-- Reading passage --
★ ★ ★ ★ ★ ★ ★

- Education: University of Sydney
- Scientific career
- Fields: Immunologist
- Workplaces: University of Sydney

= Sheryl van Nunen =

Australian allergy researcher and immunologist

Sheryl van Nunen OAM is a Visiting Medical Officer at Northern Beaches Hospital in Sydney, Australia, and Clinical Professor at the Faculty of Medicine and Health, University of Sydney. Professor van Nunen is most recognized for her research in allergic diseases.

== Education and career ==
Van Nunen, a specialist in allergies, is widely recognized for her work in 2007 identifying tick-induced mammalian meat allergy, which has increased in prevalence worldwide since then. In 2007 she was the first immunologist in the world to describe in a published paper the link between ticks and meat allergy. According to van Nunen, Australia has the highest rate of mammalian meat allergy and tick anaphylaxis in the world.

In 2018, after four years in development, van Nunen, in collaboration with a pharmaceuticals company and northern Sydney hospital Emergency Department, released a world-first freeze spray designed to be topically applied to ticks that have attached to humans. The spray kills ticks by freezing, rather than by the traditional method of removal using tweezers. Removing ticks by tweezers was found to have a significantly detrimental effect because tweezers squeeze toxins from the tick into the host and thereby significantly increase the allergen injected. A study released in 2019 by van Nunen supports the growing consensus in Australia to kill the tick in situ rather than pull the tick out.

== Medical research ==
Van Nunen had been working at a practice in a tick-prone area of Sydney, when some patients reported having allergic reactions to red meat after being bitten by ticks in their local areas.

Some patients developed allergies to sugar molecule alpha galactose, more commonly known as alpha-gal, which is commonly found in meat and animal products e.g. cow's milk and gelatine.

★ ★ ★ ★ ★ ★ ★

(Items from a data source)
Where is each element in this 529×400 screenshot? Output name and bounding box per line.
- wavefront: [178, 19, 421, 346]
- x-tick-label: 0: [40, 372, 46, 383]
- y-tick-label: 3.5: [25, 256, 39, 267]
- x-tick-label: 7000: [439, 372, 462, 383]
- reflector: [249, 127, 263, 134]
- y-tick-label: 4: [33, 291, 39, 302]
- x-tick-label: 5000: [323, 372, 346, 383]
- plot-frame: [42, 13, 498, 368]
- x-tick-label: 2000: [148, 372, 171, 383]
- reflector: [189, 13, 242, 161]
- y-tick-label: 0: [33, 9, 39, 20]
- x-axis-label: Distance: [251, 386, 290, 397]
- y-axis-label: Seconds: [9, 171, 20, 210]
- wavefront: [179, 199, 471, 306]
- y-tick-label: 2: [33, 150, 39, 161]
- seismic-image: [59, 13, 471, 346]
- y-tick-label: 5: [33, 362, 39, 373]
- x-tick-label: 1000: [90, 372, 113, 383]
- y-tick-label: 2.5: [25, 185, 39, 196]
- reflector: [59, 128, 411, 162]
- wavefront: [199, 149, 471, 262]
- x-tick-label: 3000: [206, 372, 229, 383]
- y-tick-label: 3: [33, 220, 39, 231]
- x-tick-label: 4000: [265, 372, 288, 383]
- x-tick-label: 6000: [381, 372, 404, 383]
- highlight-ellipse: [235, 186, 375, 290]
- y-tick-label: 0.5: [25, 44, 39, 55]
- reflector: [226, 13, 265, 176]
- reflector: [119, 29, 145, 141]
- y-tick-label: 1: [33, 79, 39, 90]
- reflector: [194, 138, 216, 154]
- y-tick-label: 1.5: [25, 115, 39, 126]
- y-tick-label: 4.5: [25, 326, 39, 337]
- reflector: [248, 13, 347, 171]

★ ★ ★ ★ ★ ★ ★

-- Work to complete --
According to the article on Sheryl van Nunen, what does the freeze spray released in 2018 do to ticks?

-- Response to the exercise --
It kills them by freezing them.